_What the task asks:_ Skip the pictures. Repeat everything else in the records word for word.

Figure content listings
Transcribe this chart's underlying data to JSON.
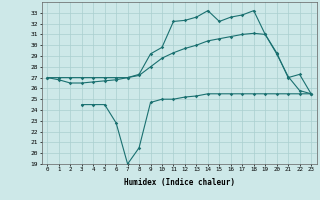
{
  "xlabel": "Humidex (Indice chaleur)",
  "background_color": "#cde8e8",
  "grid_color": "#aacfcf",
  "line_color": "#1a7070",
  "ylim": [
    19,
    34
  ],
  "xlim": [
    -0.5,
    23.5
  ],
  "yticks": [
    19,
    20,
    21,
    22,
    23,
    24,
    25,
    26,
    27,
    28,
    29,
    30,
    31,
    32,
    33
  ],
  "xticks": [
    0,
    1,
    2,
    3,
    4,
    5,
    6,
    7,
    8,
    9,
    10,
    11,
    12,
    13,
    14,
    15,
    16,
    17,
    18,
    19,
    20,
    21,
    22,
    23
  ],
  "line1_x": [
    0,
    1,
    2,
    3,
    4,
    5,
    6,
    7,
    8,
    9,
    10,
    11,
    12,
    13,
    14,
    15,
    16,
    17,
    18,
    19,
    20,
    21,
    22,
    23
  ],
  "line1_y": [
    27.0,
    26.8,
    26.5,
    26.5,
    26.6,
    26.7,
    26.8,
    27.0,
    27.3,
    29.2,
    29.8,
    32.2,
    32.3,
    32.6,
    33.2,
    32.2,
    32.6,
    32.8,
    33.2,
    31.0,
    29.3,
    27.0,
    27.3,
    25.5
  ],
  "line2_x": [
    0,
    1,
    2,
    3,
    4,
    5,
    6,
    7,
    8,
    9,
    10,
    11,
    12,
    13,
    14,
    15,
    16,
    17,
    18,
    19,
    20,
    21,
    22,
    23
  ],
  "line2_y": [
    27.0,
    27.0,
    27.0,
    27.0,
    27.0,
    27.0,
    27.0,
    27.0,
    27.2,
    28.0,
    28.8,
    29.3,
    29.7,
    30.0,
    30.4,
    30.6,
    30.8,
    31.0,
    31.1,
    31.0,
    29.2,
    27.1,
    25.8,
    25.5
  ],
  "line3_x": [
    3,
    4,
    5,
    6,
    7,
    8,
    9,
    10,
    11,
    12,
    13,
    14,
    15,
    16,
    17,
    18,
    19,
    20,
    21,
    22,
    23
  ],
  "line3_y": [
    24.5,
    24.5,
    24.5,
    22.8,
    19.0,
    20.5,
    24.7,
    25.0,
    25.0,
    25.2,
    25.3,
    25.5,
    25.5,
    25.5,
    25.5,
    25.5,
    25.5,
    25.5,
    25.5,
    25.5,
    25.5
  ]
}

_Task result:_
Transcribe this chart's underlying data to JSON.
{
  "xlabel": "Humidex (Indice chaleur)",
  "background_color": "#cde8e8",
  "grid_color": "#aacfcf",
  "line_color": "#1a7070",
  "ylim": [
    19,
    34
  ],
  "xlim": [
    -0.5,
    23.5
  ],
  "yticks": [
    19,
    20,
    21,
    22,
    23,
    24,
    25,
    26,
    27,
    28,
    29,
    30,
    31,
    32,
    33
  ],
  "xticks": [
    0,
    1,
    2,
    3,
    4,
    5,
    6,
    7,
    8,
    9,
    10,
    11,
    12,
    13,
    14,
    15,
    16,
    17,
    18,
    19,
    20,
    21,
    22,
    23
  ],
  "line1_x": [
    0,
    1,
    2,
    3,
    4,
    5,
    6,
    7,
    8,
    9,
    10,
    11,
    12,
    13,
    14,
    15,
    16,
    17,
    18,
    19,
    20,
    21,
    22,
    23
  ],
  "line1_y": [
    27.0,
    26.8,
    26.5,
    26.5,
    26.6,
    26.7,
    26.8,
    27.0,
    27.3,
    29.2,
    29.8,
    32.2,
    32.3,
    32.6,
    33.2,
    32.2,
    32.6,
    32.8,
    33.2,
    31.0,
    29.3,
    27.0,
    27.3,
    25.5
  ],
  "line2_x": [
    0,
    1,
    2,
    3,
    4,
    5,
    6,
    7,
    8,
    9,
    10,
    11,
    12,
    13,
    14,
    15,
    16,
    17,
    18,
    19,
    20,
    21,
    22,
    23
  ],
  "line2_y": [
    27.0,
    27.0,
    27.0,
    27.0,
    27.0,
    27.0,
    27.0,
    27.0,
    27.2,
    28.0,
    28.8,
    29.3,
    29.7,
    30.0,
    30.4,
    30.6,
    30.8,
    31.0,
    31.1,
    31.0,
    29.2,
    27.1,
    25.8,
    25.5
  ],
  "line3_x": [
    3,
    4,
    5,
    6,
    7,
    8,
    9,
    10,
    11,
    12,
    13,
    14,
    15,
    16,
    17,
    18,
    19,
    20,
    21,
    22,
    23
  ],
  "line3_y": [
    24.5,
    24.5,
    24.5,
    22.8,
    19.0,
    20.5,
    24.7,
    25.0,
    25.0,
    25.2,
    25.3,
    25.5,
    25.5,
    25.5,
    25.5,
    25.5,
    25.5,
    25.5,
    25.5,
    25.5,
    25.5
  ]
}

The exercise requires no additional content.